§ **What you will do**
Search the records below for the string "Popup", and report each line that contains it.

Element data from apps and pages
- Opening Delimiter -
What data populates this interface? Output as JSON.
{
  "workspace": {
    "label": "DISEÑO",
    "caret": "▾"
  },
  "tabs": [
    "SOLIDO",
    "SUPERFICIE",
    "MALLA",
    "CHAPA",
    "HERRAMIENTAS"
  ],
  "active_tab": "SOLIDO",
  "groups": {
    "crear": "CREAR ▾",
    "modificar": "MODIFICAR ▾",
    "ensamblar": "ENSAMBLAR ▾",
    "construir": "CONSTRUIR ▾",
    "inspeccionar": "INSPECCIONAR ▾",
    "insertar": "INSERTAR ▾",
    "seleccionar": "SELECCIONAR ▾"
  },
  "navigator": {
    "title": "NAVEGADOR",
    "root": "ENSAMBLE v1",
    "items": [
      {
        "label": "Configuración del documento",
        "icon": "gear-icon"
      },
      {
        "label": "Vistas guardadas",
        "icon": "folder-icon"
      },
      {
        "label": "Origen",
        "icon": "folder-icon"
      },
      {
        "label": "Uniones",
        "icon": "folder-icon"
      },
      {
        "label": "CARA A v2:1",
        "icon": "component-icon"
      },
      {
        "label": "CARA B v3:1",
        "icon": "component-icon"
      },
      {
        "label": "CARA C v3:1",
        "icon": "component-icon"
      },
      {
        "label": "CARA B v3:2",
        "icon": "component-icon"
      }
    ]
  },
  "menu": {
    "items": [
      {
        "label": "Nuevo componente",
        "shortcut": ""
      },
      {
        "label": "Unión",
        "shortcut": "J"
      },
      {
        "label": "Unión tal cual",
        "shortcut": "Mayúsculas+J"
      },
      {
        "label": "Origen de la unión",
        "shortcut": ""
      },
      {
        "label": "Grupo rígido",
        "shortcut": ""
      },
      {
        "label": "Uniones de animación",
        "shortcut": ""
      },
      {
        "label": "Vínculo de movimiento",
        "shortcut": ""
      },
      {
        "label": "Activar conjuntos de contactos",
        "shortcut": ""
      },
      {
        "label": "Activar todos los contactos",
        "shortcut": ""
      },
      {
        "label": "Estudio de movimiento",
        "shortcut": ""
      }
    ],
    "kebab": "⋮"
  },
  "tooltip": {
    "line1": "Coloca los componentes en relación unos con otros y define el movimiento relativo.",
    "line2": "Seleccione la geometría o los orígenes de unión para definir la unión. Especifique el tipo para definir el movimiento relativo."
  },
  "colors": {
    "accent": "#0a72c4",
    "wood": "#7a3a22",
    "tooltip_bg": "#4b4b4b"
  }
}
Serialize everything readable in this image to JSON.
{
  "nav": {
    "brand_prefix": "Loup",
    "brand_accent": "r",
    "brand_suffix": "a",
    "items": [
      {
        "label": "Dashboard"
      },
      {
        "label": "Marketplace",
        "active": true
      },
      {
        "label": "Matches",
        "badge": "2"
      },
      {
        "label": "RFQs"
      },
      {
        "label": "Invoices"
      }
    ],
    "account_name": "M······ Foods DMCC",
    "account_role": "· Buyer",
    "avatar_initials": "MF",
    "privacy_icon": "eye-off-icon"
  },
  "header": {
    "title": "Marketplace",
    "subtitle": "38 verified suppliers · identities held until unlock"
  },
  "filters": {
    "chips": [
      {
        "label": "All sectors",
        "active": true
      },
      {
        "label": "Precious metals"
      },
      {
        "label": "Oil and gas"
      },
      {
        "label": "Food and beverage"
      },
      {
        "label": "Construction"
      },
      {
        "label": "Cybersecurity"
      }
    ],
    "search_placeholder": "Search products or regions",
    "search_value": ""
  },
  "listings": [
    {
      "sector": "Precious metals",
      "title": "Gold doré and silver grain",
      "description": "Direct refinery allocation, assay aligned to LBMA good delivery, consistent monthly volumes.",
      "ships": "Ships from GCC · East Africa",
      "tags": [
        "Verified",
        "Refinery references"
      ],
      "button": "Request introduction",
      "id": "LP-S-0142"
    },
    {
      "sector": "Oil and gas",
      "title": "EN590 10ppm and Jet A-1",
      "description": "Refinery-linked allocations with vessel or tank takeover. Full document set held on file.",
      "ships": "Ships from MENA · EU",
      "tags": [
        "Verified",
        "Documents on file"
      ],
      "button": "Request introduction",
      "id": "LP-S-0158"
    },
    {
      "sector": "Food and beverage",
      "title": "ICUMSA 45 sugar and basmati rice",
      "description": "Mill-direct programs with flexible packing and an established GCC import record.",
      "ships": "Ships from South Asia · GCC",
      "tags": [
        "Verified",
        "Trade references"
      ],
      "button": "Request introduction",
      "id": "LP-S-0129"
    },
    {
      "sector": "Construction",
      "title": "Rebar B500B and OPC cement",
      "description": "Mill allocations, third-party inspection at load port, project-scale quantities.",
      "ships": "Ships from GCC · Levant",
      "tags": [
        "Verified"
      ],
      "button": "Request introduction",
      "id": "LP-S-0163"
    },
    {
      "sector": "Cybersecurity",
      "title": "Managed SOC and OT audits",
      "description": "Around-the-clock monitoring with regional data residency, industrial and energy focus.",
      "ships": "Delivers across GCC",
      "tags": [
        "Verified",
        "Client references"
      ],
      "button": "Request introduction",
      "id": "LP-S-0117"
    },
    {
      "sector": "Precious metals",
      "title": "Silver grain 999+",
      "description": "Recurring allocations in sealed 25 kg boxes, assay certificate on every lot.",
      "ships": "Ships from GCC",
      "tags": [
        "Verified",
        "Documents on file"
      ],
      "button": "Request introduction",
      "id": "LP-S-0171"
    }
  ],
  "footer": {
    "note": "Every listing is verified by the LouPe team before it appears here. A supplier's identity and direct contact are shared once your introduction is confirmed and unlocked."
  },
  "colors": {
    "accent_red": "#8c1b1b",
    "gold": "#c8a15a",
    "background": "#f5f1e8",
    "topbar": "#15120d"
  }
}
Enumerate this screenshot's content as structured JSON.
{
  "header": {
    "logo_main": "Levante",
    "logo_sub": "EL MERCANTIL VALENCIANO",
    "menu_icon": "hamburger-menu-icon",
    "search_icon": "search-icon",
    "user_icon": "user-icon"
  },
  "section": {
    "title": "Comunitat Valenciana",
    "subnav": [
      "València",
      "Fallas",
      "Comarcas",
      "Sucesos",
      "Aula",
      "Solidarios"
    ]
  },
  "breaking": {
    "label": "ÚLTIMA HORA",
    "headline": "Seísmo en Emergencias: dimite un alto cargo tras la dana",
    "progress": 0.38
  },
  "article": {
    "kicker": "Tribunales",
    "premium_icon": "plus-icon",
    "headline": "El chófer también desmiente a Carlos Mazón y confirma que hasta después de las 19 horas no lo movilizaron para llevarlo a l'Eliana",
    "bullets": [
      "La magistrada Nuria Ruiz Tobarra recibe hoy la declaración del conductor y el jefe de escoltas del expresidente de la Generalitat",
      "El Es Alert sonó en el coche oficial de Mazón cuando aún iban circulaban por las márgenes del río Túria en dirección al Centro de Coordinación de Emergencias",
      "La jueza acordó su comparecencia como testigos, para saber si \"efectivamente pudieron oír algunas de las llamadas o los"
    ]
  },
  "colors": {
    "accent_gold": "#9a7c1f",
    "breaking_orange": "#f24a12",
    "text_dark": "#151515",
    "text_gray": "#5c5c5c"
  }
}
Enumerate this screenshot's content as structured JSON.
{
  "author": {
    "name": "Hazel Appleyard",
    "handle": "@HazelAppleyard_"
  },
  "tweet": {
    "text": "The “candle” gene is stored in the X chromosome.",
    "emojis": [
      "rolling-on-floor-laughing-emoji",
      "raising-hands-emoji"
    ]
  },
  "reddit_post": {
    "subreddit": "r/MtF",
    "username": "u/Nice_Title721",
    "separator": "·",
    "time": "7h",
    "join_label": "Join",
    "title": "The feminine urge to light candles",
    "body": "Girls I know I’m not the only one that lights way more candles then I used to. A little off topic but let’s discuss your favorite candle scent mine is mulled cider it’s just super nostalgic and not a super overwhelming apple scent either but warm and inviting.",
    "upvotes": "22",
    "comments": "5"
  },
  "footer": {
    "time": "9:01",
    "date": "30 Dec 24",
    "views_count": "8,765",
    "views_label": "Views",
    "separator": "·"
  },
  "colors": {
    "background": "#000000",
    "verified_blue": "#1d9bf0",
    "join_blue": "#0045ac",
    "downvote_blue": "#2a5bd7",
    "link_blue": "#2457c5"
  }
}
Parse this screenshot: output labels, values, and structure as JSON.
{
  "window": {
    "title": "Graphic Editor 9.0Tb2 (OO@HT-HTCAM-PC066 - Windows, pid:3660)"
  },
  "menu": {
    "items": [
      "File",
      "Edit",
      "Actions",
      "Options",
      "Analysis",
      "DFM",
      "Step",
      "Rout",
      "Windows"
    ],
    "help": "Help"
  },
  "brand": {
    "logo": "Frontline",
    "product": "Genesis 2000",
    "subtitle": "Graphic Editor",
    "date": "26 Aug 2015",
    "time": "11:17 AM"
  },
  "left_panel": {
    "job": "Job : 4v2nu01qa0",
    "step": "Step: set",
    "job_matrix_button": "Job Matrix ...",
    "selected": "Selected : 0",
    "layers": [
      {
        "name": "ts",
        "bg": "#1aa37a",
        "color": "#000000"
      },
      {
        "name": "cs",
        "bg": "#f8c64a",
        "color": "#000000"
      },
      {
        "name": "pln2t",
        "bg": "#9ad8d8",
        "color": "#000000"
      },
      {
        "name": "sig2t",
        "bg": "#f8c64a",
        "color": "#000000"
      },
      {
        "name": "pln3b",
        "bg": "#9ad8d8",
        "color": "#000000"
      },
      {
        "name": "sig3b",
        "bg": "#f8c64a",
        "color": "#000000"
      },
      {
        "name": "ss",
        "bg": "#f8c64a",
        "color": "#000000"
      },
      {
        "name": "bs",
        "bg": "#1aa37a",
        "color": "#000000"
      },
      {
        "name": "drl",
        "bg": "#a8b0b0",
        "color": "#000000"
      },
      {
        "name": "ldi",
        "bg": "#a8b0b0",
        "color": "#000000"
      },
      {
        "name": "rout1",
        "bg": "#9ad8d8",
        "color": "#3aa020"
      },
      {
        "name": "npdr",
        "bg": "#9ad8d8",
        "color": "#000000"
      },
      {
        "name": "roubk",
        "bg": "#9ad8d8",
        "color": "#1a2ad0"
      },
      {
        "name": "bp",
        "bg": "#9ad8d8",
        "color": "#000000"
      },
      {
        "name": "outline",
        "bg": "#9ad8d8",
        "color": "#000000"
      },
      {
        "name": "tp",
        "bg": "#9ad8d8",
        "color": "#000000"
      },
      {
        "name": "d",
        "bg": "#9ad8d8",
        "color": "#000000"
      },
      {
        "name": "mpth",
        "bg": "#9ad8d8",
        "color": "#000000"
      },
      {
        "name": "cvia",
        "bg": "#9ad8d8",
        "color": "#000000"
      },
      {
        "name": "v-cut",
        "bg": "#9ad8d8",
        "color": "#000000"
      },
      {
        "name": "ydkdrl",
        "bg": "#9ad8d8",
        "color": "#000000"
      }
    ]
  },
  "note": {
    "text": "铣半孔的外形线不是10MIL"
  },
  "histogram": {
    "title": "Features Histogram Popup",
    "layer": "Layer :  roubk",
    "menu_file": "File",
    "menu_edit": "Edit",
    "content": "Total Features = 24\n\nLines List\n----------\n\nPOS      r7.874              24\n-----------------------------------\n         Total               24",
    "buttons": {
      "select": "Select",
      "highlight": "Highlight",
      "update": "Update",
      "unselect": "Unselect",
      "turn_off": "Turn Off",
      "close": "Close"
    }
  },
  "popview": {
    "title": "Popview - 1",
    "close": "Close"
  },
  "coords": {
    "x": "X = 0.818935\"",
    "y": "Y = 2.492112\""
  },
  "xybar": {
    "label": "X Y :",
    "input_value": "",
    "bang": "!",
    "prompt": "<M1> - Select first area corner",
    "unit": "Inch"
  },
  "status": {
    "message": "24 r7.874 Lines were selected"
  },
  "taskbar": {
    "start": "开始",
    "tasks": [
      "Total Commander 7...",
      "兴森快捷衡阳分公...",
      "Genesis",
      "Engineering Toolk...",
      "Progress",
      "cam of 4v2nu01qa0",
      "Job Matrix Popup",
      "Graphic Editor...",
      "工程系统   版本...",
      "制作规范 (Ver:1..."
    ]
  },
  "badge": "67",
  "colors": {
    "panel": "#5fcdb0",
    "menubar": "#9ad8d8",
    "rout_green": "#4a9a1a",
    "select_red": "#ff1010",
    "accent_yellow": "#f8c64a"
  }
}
- Closing Delimiter -
§ **Solved problem**
    "title": "Features Histogram Popup",
      "Job Matrix Popup",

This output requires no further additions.